Transcribe every line exactly. Leave the pictures behind.
=== Data section ===
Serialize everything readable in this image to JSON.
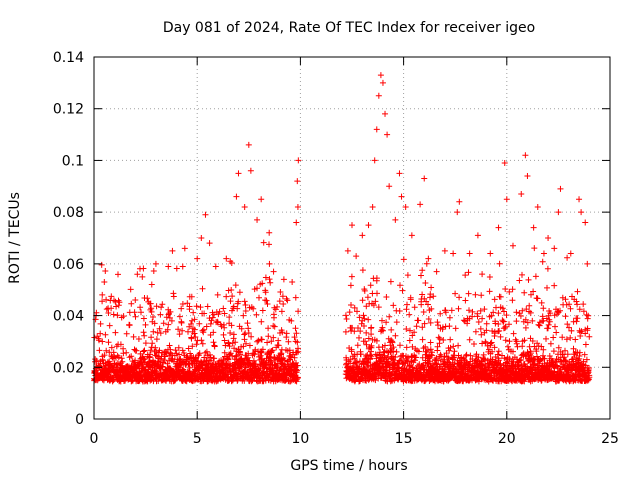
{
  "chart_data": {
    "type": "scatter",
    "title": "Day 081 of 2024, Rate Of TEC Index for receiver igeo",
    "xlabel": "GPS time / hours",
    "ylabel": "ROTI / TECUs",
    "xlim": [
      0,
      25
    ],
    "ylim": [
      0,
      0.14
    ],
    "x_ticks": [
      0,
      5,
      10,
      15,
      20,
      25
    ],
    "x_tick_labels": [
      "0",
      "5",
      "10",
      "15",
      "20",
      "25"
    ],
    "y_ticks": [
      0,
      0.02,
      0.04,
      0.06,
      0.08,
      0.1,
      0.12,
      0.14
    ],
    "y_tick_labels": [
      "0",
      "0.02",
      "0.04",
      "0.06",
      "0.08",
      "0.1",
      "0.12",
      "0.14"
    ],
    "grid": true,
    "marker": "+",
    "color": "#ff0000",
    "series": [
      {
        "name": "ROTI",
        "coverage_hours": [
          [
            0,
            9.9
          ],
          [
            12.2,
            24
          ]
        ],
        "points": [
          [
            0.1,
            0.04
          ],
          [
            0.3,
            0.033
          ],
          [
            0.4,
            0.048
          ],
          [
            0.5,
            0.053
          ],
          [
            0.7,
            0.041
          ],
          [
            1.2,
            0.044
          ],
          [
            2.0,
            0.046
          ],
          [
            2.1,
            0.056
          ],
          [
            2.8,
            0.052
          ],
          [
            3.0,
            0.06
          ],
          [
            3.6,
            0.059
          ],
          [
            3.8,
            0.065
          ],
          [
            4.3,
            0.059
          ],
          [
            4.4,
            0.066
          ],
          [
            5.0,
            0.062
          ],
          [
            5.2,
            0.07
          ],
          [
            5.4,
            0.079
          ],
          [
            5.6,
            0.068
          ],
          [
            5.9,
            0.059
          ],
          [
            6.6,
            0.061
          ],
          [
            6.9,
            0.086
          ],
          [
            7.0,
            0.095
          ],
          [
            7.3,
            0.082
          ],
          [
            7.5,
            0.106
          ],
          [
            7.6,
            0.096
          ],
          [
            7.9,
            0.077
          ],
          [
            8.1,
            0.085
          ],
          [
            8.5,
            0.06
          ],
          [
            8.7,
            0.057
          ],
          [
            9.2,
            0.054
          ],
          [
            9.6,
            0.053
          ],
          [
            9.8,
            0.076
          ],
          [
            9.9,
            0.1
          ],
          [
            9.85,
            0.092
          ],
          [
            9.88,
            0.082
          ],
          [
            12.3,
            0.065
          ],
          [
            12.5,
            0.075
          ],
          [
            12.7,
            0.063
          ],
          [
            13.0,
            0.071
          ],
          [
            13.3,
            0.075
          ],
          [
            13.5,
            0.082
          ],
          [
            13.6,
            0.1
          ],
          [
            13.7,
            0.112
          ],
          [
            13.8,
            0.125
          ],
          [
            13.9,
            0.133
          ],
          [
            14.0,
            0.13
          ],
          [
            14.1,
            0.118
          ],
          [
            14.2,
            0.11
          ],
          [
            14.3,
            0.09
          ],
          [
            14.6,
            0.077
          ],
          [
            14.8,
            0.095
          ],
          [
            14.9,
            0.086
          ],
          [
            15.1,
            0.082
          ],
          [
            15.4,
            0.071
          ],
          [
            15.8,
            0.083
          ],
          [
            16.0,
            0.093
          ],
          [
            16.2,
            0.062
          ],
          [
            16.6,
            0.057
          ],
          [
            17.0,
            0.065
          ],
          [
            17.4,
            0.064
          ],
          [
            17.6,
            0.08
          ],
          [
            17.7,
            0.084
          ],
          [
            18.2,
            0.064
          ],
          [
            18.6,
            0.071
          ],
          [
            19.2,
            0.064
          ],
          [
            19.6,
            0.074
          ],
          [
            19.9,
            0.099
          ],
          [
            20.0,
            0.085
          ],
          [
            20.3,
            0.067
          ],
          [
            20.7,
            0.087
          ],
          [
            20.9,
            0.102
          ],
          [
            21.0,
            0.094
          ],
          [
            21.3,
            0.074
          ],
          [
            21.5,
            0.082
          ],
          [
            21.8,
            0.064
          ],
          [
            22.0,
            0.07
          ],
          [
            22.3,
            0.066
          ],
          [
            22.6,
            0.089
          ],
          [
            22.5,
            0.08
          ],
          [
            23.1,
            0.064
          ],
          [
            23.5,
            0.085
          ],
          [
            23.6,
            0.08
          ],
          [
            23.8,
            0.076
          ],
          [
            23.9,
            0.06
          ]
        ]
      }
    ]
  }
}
===
**Completed exercise:**
Serialize everything readable in this image to JSON.
{
  "chart_data": {
    "type": "scatter",
    "title": "Day 081 of 2024, Rate Of TEC Index for receiver igeo",
    "xlabel": "GPS time / hours",
    "ylabel": "ROTI / TECUs",
    "xlim": [
      0,
      25
    ],
    "ylim": [
      0,
      0.14
    ],
    "x_ticks": [
      0,
      5,
      10,
      15,
      20,
      25
    ],
    "x_tick_labels": [
      "0",
      "5",
      "10",
      "15",
      "20",
      "25"
    ],
    "y_ticks": [
      0,
      0.02,
      0.04,
      0.06,
      0.08,
      0.1,
      0.12,
      0.14
    ],
    "y_tick_labels": [
      "0",
      "0.02",
      "0.04",
      "0.06",
      "0.08",
      "0.1",
      "0.12",
      "0.14"
    ],
    "grid": true,
    "marker": "+",
    "color": "#ff0000",
    "series": [
      {
        "name": "ROTI",
        "coverage_hours": [
          [
            0,
            9.9
          ],
          [
            12.2,
            24
          ]
        ],
        "points": [
          [
            0.1,
            0.04
          ],
          [
            0.3,
            0.033
          ],
          [
            0.4,
            0.048
          ],
          [
            0.5,
            0.053
          ],
          [
            0.7,
            0.041
          ],
          [
            1.2,
            0.044
          ],
          [
            2.0,
            0.046
          ],
          [
            2.1,
            0.056
          ],
          [
            2.8,
            0.052
          ],
          [
            3.0,
            0.06
          ],
          [
            3.6,
            0.059
          ],
          [
            3.8,
            0.065
          ],
          [
            4.3,
            0.059
          ],
          [
            4.4,
            0.066
          ],
          [
            5.0,
            0.062
          ],
          [
            5.2,
            0.07
          ],
          [
            5.4,
            0.079
          ],
          [
            5.6,
            0.068
          ],
          [
            5.9,
            0.059
          ],
          [
            6.6,
            0.061
          ],
          [
            6.9,
            0.086
          ],
          [
            7.0,
            0.095
          ],
          [
            7.3,
            0.082
          ],
          [
            7.5,
            0.106
          ],
          [
            7.6,
            0.096
          ],
          [
            7.9,
            0.077
          ],
          [
            8.1,
            0.085
          ],
          [
            8.5,
            0.06
          ],
          [
            8.7,
            0.057
          ],
          [
            9.2,
            0.054
          ],
          [
            9.6,
            0.053
          ],
          [
            9.8,
            0.076
          ],
          [
            9.9,
            0.1
          ],
          [
            9.85,
            0.092
          ],
          [
            9.88,
            0.082
          ],
          [
            12.3,
            0.065
          ],
          [
            12.5,
            0.075
          ],
          [
            12.7,
            0.063
          ],
          [
            13.0,
            0.071
          ],
          [
            13.3,
            0.075
          ],
          [
            13.5,
            0.082
          ],
          [
            13.6,
            0.1
          ],
          [
            13.7,
            0.112
          ],
          [
            13.8,
            0.125
          ],
          [
            13.9,
            0.133
          ],
          [
            14.0,
            0.13
          ],
          [
            14.1,
            0.118
          ],
          [
            14.2,
            0.11
          ],
          [
            14.3,
            0.09
          ],
          [
            14.6,
            0.077
          ],
          [
            14.8,
            0.095
          ],
          [
            14.9,
            0.086
          ],
          [
            15.1,
            0.082
          ],
          [
            15.4,
            0.071
          ],
          [
            15.8,
            0.083
          ],
          [
            16.0,
            0.093
          ],
          [
            16.2,
            0.062
          ],
          [
            16.6,
            0.057
          ],
          [
            17.0,
            0.065
          ],
          [
            17.4,
            0.064
          ],
          [
            17.6,
            0.08
          ],
          [
            17.7,
            0.084
          ],
          [
            18.2,
            0.064
          ],
          [
            18.6,
            0.071
          ],
          [
            19.2,
            0.064
          ],
          [
            19.6,
            0.074
          ],
          [
            19.9,
            0.099
          ],
          [
            20.0,
            0.085
          ],
          [
            20.3,
            0.067
          ],
          [
            20.7,
            0.087
          ],
          [
            20.9,
            0.102
          ],
          [
            21.0,
            0.094
          ],
          [
            21.3,
            0.074
          ],
          [
            21.5,
            0.082
          ],
          [
            21.8,
            0.064
          ],
          [
            22.0,
            0.07
          ],
          [
            22.3,
            0.066
          ],
          [
            22.6,
            0.089
          ],
          [
            22.5,
            0.08
          ],
          [
            23.1,
            0.064
          ],
          [
            23.5,
            0.085
          ],
          [
            23.6,
            0.08
          ],
          [
            23.8,
            0.076
          ],
          [
            23.9,
            0.06
          ]
        ]
      }
    ]
  }
}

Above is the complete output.